Objective » Please restate the following records word for word.

Collection entries:
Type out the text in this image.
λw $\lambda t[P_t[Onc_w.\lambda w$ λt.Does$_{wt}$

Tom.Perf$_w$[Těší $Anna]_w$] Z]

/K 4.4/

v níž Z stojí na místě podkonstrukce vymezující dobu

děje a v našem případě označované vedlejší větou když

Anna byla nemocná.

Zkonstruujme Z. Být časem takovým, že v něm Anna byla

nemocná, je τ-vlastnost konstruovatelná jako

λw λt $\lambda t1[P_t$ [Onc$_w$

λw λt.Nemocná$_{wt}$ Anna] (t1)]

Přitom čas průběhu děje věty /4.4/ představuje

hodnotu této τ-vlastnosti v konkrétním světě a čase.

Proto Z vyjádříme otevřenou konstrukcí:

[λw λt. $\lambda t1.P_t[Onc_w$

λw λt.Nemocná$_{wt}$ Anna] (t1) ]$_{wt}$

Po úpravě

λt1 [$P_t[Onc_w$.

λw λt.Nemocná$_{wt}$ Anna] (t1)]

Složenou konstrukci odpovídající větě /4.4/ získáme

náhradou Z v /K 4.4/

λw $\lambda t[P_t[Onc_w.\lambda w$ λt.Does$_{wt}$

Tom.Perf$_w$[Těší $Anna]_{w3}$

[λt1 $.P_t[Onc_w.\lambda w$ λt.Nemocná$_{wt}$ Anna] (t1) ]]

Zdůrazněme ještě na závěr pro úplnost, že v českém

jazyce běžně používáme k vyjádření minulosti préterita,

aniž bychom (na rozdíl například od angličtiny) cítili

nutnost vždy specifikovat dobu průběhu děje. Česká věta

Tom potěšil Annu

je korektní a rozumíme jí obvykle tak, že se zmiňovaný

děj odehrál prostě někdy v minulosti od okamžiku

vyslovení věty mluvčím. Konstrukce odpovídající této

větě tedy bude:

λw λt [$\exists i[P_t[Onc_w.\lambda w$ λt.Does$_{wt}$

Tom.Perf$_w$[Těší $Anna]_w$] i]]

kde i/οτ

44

Answer to this problem »
Type out the text in this image.
λw $\lambda t[P_t[Onc_w.\lambda w$ λt.Does$_{wt}$

Tom.Perf$_w$[Těší $Anna]_w$] Z]

/K 4.4/

v níž Z stojí na místě podkonstrukce vymezující dobu

děje a v našem případě označované vedlejší větou když

Anna byla nemocná.

Zkonstruujme Z. Být časem takovým, že v něm Anna byla

nemocná, je τ-vlastnost konstruovatelná jako

λw λt $\lambda t1[P_t$ [Onc$_w$

λw λt.Nemocná$_{wt}$ Anna] (t1)]

Přitom čas průběhu děje věty /4.4/ představuje

hodnotu této τ-vlastnosti v konkrétním světě a čase.

Proto Z vyjádříme otevřenou konstrukcí:

[λw λt. $\lambda t1.P_t[Onc_w$

λw λt.Nemocná$_{wt}$ Anna] (t1) ]$_{wt}$

Po úpravě

λt1 [$P_t[Onc_w$.

λw λt.Nemocná$_{wt}$ Anna] (t1)]

Složenou konstrukci odpovídající větě /4.4/ získáme

náhradou Z v /K 4.4/

λw $\lambda t[P_t[Onc_w.\lambda w$ λt.Does$_{wt}$

Tom.Perf$_w$[Těší $Anna]_{w3}$

[λt1 $.P_t[Onc_w.\lambda w$ λt.Nemocná$_{wt}$ Anna] (t1) ]]

Zdůrazněme ještě na závěr pro úplnost, že v českém

jazyce běžně používáme k vyjádření minulosti préterita,

aniž bychom (na rozdíl například od angličtiny) cítili

nutnost vždy specifikovat dobu průběhu děje. Česká věta

Tom potěšil Annu

je korektní a rozumíme jí obvykle tak, že se zmiňovaný

děj odehrál prostě někdy v minulosti od okamžiku

vyslovení věty mluvčím. Konstrukce odpovídající této

větě tedy bude:

λw λt [$\exists i[P_t[Onc_w.\lambda w$ λt.Does$_{wt}$

Tom.Perf$_w$[Těší $Anna]_w$] i]]

kde i/οτ

44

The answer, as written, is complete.